--- Collected data entries ---
* begin *

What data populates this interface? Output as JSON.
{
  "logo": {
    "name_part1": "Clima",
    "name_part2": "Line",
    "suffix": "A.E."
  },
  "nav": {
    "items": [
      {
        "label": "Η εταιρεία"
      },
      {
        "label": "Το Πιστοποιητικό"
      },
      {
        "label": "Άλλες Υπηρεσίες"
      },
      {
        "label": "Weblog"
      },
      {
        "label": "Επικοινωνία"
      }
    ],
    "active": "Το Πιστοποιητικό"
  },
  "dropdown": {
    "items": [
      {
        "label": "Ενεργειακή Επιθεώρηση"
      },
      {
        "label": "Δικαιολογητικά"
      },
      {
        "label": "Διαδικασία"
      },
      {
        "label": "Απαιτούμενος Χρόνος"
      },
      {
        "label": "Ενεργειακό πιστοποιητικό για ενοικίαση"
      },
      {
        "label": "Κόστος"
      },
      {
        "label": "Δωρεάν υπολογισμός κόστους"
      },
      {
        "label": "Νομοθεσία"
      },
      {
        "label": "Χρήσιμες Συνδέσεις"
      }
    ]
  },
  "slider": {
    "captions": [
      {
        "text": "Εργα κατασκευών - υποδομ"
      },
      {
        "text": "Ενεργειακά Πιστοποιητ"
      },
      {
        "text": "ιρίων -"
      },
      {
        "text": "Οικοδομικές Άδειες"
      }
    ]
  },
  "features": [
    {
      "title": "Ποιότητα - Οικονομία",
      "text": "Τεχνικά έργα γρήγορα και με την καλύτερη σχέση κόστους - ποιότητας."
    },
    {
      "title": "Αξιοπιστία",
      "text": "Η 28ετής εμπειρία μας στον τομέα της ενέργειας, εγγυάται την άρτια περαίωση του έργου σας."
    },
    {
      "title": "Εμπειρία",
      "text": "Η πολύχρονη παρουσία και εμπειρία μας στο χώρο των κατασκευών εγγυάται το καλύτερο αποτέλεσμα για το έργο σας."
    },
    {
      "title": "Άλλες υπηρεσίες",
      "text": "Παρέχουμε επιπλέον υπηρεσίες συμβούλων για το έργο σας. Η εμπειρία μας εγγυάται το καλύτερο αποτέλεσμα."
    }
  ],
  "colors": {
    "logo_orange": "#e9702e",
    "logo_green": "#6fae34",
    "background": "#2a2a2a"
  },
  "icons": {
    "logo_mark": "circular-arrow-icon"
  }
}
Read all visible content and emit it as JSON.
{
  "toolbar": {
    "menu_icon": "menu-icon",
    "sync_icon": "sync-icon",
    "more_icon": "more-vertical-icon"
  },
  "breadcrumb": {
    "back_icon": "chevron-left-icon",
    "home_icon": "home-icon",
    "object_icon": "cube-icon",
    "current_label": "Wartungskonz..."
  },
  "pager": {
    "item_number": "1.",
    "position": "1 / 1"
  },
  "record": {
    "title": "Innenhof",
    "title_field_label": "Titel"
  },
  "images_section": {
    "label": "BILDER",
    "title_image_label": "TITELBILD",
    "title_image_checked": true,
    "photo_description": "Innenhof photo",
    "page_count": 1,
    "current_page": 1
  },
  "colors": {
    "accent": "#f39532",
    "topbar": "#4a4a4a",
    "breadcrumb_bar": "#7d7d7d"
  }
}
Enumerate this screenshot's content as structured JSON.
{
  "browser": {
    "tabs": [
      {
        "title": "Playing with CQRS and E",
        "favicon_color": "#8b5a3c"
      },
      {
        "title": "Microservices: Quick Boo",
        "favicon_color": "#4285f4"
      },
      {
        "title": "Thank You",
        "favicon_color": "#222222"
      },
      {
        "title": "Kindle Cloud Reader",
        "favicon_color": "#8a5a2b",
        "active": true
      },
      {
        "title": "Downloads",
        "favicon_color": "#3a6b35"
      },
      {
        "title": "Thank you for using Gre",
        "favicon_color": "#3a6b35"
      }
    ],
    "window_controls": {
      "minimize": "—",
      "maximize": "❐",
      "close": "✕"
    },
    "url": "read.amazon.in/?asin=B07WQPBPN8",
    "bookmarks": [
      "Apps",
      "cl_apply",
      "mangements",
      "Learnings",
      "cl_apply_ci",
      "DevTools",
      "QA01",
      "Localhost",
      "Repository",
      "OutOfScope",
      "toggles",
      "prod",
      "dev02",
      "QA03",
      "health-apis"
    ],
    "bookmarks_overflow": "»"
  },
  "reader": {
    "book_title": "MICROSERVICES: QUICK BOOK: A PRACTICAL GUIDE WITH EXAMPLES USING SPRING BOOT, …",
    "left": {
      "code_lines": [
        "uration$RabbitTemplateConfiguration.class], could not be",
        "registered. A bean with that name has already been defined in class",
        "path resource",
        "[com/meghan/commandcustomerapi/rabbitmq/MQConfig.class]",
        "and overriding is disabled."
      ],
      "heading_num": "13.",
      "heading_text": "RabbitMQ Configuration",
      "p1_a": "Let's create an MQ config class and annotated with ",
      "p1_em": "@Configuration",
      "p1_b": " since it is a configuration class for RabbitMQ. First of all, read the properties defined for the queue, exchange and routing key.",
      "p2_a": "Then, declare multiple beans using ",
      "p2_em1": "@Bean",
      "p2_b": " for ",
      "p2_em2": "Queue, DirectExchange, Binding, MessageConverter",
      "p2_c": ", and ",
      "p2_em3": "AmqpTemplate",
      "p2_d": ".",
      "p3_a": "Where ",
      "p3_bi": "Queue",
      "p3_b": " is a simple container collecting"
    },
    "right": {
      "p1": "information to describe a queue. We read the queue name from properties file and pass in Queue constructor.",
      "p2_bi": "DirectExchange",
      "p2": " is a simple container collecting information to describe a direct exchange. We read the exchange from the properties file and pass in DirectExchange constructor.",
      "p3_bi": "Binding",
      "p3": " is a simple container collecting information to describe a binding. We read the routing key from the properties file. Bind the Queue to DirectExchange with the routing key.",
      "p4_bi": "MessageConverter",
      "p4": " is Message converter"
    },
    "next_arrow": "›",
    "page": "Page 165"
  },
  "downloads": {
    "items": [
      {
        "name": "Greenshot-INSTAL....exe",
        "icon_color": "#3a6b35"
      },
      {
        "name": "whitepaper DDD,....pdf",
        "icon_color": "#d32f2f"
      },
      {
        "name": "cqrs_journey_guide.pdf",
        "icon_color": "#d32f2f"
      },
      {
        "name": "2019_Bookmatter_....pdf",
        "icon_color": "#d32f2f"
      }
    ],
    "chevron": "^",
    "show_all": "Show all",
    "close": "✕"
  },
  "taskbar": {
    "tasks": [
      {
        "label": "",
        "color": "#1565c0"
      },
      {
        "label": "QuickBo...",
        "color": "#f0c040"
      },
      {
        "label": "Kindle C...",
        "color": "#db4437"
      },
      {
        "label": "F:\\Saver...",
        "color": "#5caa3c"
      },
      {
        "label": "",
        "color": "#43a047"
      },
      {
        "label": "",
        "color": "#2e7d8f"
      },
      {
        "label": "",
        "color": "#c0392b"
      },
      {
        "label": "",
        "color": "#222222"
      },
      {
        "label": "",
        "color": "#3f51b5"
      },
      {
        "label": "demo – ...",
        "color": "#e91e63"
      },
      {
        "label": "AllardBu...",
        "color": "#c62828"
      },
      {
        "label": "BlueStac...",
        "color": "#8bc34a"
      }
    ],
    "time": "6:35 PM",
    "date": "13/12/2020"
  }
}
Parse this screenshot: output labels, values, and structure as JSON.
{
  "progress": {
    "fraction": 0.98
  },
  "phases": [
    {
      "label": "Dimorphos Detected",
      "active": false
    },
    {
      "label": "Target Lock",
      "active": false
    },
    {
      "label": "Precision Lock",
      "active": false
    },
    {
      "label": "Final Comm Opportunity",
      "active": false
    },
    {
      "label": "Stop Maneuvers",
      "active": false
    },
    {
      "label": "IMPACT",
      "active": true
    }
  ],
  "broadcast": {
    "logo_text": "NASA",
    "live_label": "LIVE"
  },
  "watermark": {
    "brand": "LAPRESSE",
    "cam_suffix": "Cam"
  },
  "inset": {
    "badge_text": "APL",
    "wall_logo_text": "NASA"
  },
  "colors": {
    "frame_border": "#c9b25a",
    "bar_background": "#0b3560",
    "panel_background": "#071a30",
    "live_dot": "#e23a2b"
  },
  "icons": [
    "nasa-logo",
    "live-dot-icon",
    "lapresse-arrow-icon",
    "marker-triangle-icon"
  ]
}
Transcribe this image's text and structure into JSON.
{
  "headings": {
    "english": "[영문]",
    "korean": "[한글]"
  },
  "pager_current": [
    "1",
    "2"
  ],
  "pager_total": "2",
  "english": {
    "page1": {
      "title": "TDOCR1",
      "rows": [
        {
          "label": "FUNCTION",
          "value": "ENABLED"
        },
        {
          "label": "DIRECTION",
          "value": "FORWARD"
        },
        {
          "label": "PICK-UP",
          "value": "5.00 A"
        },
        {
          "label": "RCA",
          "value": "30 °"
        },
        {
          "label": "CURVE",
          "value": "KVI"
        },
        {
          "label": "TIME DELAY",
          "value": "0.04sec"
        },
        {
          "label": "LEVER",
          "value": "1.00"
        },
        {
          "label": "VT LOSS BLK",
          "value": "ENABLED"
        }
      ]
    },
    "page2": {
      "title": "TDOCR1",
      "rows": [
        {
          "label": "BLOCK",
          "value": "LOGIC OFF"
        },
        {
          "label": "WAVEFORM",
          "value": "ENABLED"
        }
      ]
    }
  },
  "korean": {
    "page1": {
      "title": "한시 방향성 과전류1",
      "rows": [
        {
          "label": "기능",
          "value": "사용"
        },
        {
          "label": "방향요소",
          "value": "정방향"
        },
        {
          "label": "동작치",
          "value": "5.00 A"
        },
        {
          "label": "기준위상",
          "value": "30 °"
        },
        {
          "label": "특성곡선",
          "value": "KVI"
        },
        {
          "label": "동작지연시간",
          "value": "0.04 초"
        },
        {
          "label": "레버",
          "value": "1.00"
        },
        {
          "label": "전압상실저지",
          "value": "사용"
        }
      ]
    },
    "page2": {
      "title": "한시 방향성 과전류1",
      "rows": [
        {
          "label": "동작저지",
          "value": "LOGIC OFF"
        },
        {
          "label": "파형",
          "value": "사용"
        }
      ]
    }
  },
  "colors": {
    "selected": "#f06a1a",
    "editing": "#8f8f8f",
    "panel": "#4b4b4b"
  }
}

* end *

--- SET TASK ---
Which lines above hold the word "κατασκευών"? Copy each of them.

--- RESULT OF THE TASK ---
        "text": "Εργα κατασκευών - υποδομ"
      "text": "Η πολύχρονη παρουσία και εμπειρία μας στο χώρο των κατασκευών εγγυάται το καλύτερο αποτέλεσμα για το έργο σας."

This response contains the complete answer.